## [WHAT YOU WILL DO]
State only the count of lines in the listing below that hold "pole".

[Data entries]
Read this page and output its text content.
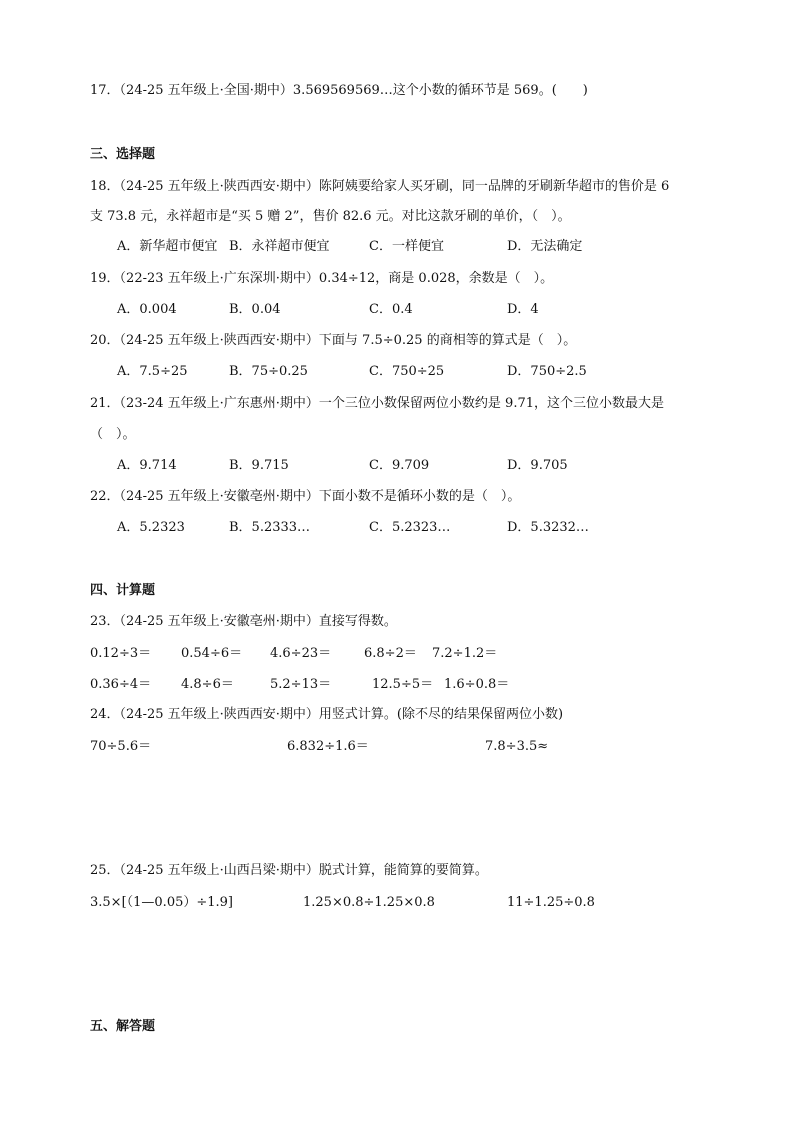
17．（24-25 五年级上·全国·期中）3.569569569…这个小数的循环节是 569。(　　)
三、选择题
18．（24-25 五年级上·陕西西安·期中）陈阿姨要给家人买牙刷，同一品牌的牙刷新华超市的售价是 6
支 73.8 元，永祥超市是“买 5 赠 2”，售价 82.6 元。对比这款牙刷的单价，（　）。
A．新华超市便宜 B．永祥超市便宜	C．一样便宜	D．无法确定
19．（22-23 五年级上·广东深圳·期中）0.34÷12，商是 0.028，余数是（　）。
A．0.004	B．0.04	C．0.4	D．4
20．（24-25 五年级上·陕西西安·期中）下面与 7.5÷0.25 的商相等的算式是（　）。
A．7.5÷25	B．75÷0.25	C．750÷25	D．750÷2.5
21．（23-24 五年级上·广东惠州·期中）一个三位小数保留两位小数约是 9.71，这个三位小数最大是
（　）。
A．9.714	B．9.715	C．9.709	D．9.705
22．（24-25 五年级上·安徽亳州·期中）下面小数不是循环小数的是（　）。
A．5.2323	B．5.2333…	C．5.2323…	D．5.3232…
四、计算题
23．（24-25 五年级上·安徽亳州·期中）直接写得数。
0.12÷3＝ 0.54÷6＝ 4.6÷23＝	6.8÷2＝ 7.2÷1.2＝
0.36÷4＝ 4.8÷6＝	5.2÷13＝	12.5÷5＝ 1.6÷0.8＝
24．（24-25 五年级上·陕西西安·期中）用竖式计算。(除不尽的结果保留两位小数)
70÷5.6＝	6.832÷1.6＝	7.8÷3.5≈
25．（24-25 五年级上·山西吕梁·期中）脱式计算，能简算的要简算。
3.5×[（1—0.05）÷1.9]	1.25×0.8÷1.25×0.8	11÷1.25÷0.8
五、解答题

==

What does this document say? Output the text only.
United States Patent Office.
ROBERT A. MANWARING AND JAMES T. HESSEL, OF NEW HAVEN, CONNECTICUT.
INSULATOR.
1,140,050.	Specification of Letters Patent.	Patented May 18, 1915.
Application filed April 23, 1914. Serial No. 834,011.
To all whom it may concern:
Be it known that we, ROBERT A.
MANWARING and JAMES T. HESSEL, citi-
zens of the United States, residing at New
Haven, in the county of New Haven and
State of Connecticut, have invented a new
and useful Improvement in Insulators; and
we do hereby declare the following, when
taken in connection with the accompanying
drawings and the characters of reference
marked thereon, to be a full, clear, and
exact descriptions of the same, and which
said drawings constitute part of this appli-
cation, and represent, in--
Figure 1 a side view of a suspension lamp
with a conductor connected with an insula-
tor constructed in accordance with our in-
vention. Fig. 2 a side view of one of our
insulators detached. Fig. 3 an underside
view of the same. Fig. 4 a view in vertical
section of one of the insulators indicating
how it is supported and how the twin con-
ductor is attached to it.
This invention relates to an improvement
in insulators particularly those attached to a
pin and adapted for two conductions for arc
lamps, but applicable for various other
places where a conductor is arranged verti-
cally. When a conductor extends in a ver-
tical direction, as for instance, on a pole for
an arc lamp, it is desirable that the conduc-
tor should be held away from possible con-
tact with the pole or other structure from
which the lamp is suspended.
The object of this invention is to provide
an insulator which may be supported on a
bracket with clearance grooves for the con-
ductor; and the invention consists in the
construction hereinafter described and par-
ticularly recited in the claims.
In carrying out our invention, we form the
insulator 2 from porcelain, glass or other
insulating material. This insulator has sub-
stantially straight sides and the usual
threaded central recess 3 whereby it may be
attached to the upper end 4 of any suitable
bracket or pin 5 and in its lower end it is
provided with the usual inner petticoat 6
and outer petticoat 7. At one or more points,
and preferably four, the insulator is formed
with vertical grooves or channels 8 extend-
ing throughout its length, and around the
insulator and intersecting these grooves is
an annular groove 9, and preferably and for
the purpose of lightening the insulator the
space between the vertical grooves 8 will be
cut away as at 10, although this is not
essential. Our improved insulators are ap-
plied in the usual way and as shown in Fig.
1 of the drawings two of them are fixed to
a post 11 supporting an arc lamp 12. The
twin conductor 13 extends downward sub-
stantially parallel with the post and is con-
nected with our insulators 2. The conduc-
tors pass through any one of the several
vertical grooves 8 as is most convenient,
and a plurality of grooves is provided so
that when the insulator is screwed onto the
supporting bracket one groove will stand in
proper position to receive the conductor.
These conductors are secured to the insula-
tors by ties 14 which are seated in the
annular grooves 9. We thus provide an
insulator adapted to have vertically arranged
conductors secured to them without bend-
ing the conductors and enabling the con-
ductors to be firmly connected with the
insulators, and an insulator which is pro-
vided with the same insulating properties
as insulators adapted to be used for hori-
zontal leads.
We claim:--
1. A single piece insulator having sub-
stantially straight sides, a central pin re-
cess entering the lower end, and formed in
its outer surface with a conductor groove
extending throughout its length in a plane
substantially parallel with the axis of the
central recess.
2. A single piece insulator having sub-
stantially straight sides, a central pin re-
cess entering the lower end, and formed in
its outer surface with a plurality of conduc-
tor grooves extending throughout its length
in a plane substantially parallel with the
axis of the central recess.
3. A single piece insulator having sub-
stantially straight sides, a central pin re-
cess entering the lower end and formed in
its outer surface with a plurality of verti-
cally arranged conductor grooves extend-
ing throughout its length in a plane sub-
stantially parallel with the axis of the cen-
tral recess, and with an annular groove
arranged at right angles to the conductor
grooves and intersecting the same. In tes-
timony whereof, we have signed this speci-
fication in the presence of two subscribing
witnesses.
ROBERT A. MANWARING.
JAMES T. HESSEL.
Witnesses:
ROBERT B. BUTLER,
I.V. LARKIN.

* * *

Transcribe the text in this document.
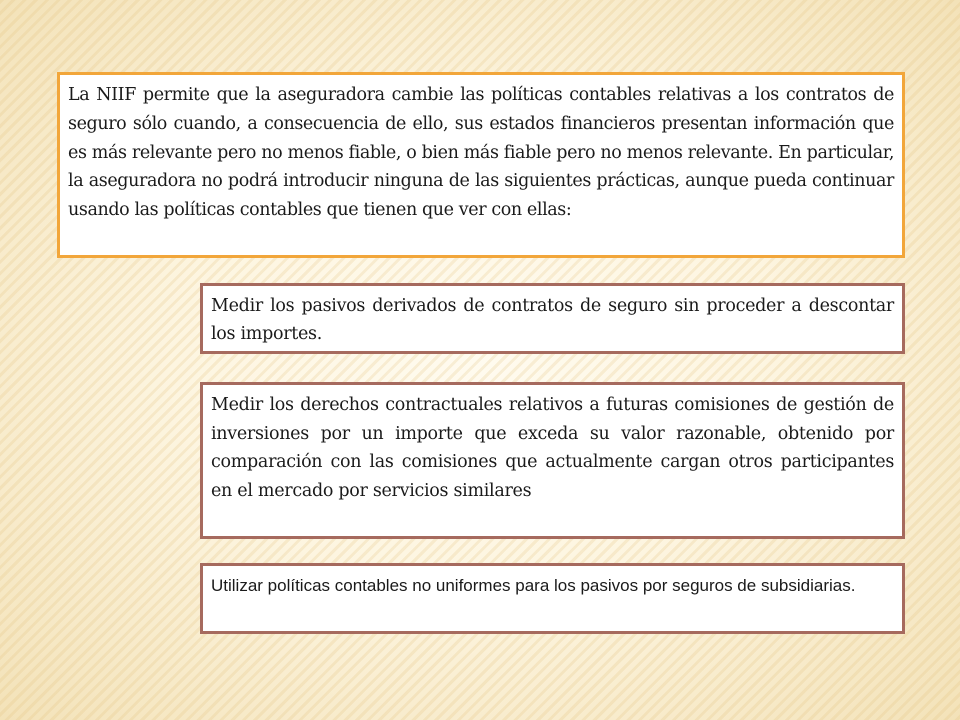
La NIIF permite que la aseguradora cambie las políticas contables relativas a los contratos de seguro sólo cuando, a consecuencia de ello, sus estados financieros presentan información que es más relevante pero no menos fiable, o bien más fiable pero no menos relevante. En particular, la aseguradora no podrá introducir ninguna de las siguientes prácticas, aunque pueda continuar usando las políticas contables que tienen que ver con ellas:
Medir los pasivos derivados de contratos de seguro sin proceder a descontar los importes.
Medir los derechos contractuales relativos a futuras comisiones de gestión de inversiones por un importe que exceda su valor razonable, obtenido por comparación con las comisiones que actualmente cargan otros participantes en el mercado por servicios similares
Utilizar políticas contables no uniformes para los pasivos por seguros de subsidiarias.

## [EXERCISE RESULT]
2